** start Raw records **

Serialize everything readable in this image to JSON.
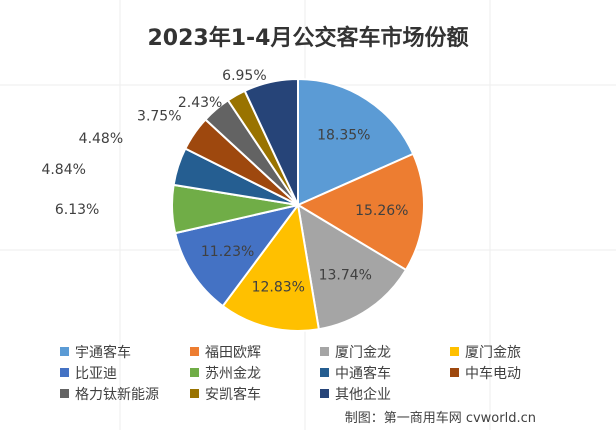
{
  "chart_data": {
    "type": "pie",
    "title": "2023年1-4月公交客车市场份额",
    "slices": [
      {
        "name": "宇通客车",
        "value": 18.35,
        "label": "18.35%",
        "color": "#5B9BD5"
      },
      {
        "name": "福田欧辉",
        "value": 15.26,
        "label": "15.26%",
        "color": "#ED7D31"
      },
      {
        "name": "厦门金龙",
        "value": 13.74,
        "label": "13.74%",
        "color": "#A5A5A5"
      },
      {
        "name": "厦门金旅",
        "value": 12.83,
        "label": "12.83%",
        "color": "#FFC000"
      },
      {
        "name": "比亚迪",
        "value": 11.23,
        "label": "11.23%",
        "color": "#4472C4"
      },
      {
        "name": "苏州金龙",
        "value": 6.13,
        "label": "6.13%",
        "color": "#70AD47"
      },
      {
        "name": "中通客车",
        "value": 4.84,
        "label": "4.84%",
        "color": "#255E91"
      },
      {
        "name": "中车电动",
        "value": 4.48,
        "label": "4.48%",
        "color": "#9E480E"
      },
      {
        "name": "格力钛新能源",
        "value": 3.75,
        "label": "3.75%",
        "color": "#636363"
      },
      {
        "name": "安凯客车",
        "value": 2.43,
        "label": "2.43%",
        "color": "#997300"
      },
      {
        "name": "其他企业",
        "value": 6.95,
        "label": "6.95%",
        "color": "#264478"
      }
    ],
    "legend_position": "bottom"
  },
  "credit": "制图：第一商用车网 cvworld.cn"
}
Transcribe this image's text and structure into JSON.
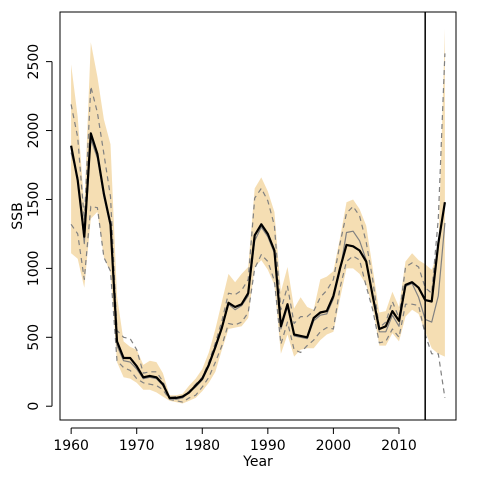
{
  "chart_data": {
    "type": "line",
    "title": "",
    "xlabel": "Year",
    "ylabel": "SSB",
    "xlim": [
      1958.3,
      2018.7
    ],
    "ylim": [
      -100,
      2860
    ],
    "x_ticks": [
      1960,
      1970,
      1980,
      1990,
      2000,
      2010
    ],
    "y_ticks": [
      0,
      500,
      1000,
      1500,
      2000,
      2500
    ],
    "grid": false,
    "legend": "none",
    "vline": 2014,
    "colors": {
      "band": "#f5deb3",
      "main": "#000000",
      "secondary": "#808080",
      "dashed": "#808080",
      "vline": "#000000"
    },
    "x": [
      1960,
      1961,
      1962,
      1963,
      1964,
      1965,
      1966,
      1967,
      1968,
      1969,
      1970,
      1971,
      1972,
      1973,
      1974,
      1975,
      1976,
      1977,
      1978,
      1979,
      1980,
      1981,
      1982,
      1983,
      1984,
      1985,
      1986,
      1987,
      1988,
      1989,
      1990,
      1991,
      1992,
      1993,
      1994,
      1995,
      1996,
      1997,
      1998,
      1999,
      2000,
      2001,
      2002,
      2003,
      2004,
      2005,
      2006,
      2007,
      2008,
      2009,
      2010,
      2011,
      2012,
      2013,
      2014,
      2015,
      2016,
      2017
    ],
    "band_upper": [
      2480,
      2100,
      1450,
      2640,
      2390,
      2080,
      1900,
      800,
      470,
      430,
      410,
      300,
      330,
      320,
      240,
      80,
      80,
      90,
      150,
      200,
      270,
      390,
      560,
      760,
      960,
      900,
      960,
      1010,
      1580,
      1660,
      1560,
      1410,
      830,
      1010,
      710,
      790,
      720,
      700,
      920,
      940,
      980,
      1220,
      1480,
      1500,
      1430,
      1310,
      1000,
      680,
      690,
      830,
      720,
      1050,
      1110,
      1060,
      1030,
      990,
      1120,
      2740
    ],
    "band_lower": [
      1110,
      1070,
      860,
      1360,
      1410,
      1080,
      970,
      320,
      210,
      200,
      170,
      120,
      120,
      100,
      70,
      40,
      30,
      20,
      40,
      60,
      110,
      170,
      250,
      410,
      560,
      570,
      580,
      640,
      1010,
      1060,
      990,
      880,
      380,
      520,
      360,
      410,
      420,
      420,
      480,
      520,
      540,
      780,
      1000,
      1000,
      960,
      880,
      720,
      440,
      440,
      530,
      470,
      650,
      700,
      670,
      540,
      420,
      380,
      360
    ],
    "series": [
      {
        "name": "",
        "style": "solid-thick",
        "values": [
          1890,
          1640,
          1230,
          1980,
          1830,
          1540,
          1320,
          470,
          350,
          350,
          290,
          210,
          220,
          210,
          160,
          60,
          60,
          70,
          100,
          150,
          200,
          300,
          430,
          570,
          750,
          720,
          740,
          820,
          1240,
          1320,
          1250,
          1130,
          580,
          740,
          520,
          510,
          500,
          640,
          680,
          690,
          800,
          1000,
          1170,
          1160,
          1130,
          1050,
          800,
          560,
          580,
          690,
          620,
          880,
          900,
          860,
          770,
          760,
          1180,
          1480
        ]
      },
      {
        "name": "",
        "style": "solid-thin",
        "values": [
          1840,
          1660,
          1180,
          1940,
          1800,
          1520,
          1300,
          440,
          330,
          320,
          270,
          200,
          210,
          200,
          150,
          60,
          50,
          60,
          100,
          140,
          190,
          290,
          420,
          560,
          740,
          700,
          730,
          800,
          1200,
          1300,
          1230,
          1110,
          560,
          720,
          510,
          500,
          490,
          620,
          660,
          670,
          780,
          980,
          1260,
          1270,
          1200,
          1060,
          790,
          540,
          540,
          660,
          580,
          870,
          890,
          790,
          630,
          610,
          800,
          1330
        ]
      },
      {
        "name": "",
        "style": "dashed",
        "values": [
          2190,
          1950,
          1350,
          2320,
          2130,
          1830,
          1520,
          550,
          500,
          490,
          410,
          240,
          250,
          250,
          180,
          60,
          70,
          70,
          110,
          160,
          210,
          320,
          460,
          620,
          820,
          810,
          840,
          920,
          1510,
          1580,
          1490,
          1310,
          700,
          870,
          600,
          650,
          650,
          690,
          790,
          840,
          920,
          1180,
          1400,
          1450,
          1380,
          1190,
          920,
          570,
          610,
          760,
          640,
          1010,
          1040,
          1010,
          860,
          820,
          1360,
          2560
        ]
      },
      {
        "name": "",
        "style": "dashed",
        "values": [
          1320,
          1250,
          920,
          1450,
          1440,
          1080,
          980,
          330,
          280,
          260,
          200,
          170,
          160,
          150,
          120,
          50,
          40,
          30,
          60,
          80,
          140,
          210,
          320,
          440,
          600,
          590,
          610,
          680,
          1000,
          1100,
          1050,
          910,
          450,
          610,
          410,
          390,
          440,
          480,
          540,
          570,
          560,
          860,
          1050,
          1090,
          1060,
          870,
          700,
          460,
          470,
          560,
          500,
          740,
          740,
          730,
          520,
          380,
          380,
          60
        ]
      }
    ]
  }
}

** end Raw records **

- **Goal**
Repeat the listing verbatim. Skip the pictures.

- **Right answer**
Serialize everything readable in this image to JSON.
{
  "chart_data": {
    "type": "pie",
    "title": "2023年1-4月公交客车市场份额",
    "slices": [
      {
        "name": "宇通客车",
        "value": 18.35,
        "label": "18.35%",
        "color": "#5B9BD5"
      },
      {
        "name": "福田欧辉",
        "value": 15.26,
        "label": "15.26%",
        "color": "#ED7D31"
      },
      {
        "name": "厦门金龙",
        "value": 13.74,
        "label": "13.74%",
        "color": "#A5A5A5"
      },
      {
        "name": "厦门金旅",
        "value": 12.83,
        "label": "12.83%",
        "color": "#FFC000"
      },
      {
        "name": "比亚迪",
        "value": 11.23,
        "label": "11.23%",
        "color": "#4472C4"
      },
      {
        "name": "苏州金龙",
        "value": 6.13,
        "label": "6.13%",
        "color": "#70AD47"
      },
      {
        "name": "中通客车",
        "value": 4.84,
        "label": "4.84%",
        "color": "#255E91"
      },
      {
        "name": "中车电动",
        "value": 4.48,
        "label": "4.48%",
        "color": "#9E480E"
      },
      {
        "name": "格力钛新能源",
        "value": 3.75,
        "label": "3.75%",
        "color": "#636363"
      },
      {
        "name": "安凯客车",
        "value": 2.43,
        "label": "2.43%",
        "color": "#997300"
      },
      {
        "name": "其他企业",
        "value": 6.95,
        "label": "6.95%",
        "color": "#264478"
      }
    ],
    "legend_position": "bottom"
  },
  "credit": "制图：第一商用车网 cvworld.cn"
}
Transcribe this image's text and structure into JSON.
{
  "chart_data": {
    "type": "line",
    "title": "",
    "xlabel": "Year",
    "ylabel": "SSB",
    "xlim": [
      1958.3,
      2018.7
    ],
    "ylim": [
      -100,
      2860
    ],
    "x_ticks": [
      1960,
      1970,
      1980,
      1990,
      2000,
      2010
    ],
    "y_ticks": [
      0,
      500,
      1000,
      1500,
      2000,
      2500
    ],
    "grid": false,
    "legend": "none",
    "vline": 2014,
    "colors": {
      "band": "#f5deb3",
      "main": "#000000",
      "secondary": "#808080",
      "dashed": "#808080",
      "vline": "#000000"
    },
    "x": [
      1960,
      1961,
      1962,
      1963,
      1964,
      1965,
      1966,
      1967,
      1968,
      1969,
      1970,
      1971,
      1972,
      1973,
      1974,
      1975,
      1976,
      1977,
      1978,
      1979,
      1980,
      1981,
      1982,
      1983,
      1984,
      1985,
      1986,
      1987,
      1988,
      1989,
      1990,
      1991,
      1992,
      1993,
      1994,
      1995,
      1996,
      1997,
      1998,
      1999,
      2000,
      2001,
      2002,
      2003,
      2004,
      2005,
      2006,
      2007,
      2008,
      2009,
      2010,
      2011,
      2012,
      2013,
      2014,
      2015,
      2016,
      2017
    ],
    "band_upper": [
      2480,
      2100,
      1450,
      2640,
      2390,
      2080,
      1900,
      800,
      470,
      430,
      410,
      300,
      330,
      320,
      240,
      80,
      80,
      90,
      150,
      200,
      270,
      390,
      560,
      760,
      960,
      900,
      960,
      1010,
      1580,
      1660,
      1560,
      1410,
      830,
      1010,
      710,
      790,
      720,
      700,
      920,
      940,
      980,
      1220,
      1480,
      1500,
      1430,
      1310,
      1000,
      680,
      690,
      830,
      720,
      1050,
      1110,
      1060,
      1030,
      990,
      1120,
      2740
    ],
    "band_lower": [
      1110,
      1070,
      860,
      1360,
      1410,
      1080,
      970,
      320,
      210,
      200,
      170,
      120,
      120,
      100,
      70,
      40,
      30,
      20,
      40,
      60,
      110,
      170,
      250,
      410,
      560,
      570,
      580,
      640,
      1010,
      1060,
      990,
      880,
      380,
      520,
      360,
      410,
      420,
      420,
      480,
      520,
      540,
      780,
      1000,
      1000,
      960,
      880,
      720,
      440,
      440,
      530,
      470,
      650,
      700,
      670,
      540,
      420,
      380,
      360
    ],
    "series": [
      {
        "name": "",
        "style": "solid-thick",
        "values": [
          1890,
          1640,
          1230,
          1980,
          1830,
          1540,
          1320,
          470,
          350,
          350,
          290,
          210,
          220,
          210,
          160,
          60,
          60,
          70,
          100,
          150,
          200,
          300,
          430,
          570,
          750,
          720,
          740,
          820,
          1240,
          1320,
          1250,
          1130,
          580,
          740,
          520,
          510,
          500,
          640,
          680,
          690,
          800,
          1000,
          1170,
          1160,
          1130,
          1050,
          800,
          560,
          580,
          690,
          620,
          880,
          900,
          860,
          770,
          760,
          1180,
          1480
        ]
      },
      {
        "name": "",
        "style": "solid-thin",
        "values": [
          1840,
          1660,
          1180,
          1940,
          1800,
          1520,
          1300,
          440,
          330,
          320,
          270,
          200,
          210,
          200,
          150,
          60,
          50,
          60,
          100,
          140,
          190,
          290,
          420,
          560,
          740,
          700,
          730,
          800,
          1200,
          1300,
          1230,
          1110,
          560,
          720,
          510,
          500,
          490,
          620,
          660,
          670,
          780,
          980,
          1260,
          1270,
          1200,
          1060,
          790,
          540,
          540,
          660,
          580,
          870,
          890,
          790,
          630,
          610,
          800,
          1330
        ]
      },
      {
        "name": "",
        "style": "dashed",
        "values": [
          2190,
          1950,
          1350,
          2320,
          2130,
          1830,
          1520,
          550,
          500,
          490,
          410,
          240,
          250,
          250,
          180,
          60,
          70,
          70,
          110,
          160,
          210,
          320,
          460,
          620,
          820,
          810,
          840,
          920,
          1510,
          1580,
          1490,
          1310,
          700,
          870,
          600,
          650,
          650,
          690,
          790,
          840,
          920,
          1180,
          1400,
          1450,
          1380,
          1190,
          920,
          570,
          610,
          760,
          640,
          1010,
          1040,
          1010,
          860,
          820,
          1360,
          2560
        ]
      },
      {
        "name": "",
        "style": "dashed",
        "values": [
          1320,
          1250,
          920,
          1450,
          1440,
          1080,
          980,
          330,
          280,
          260,
          200,
          170,
          160,
          150,
          120,
          50,
          40,
          30,
          60,
          80,
          140,
          210,
          320,
          440,
          600,
          590,
          610,
          680,
          1000,
          1100,
          1050,
          910,
          450,
          610,
          410,
          390,
          440,
          480,
          540,
          570,
          560,
          860,
          1050,
          1090,
          1060,
          870,
          700,
          460,
          470,
          560,
          500,
          740,
          740,
          730,
          520,
          380,
          380,
          60
        ]
      }
    ]
  }
}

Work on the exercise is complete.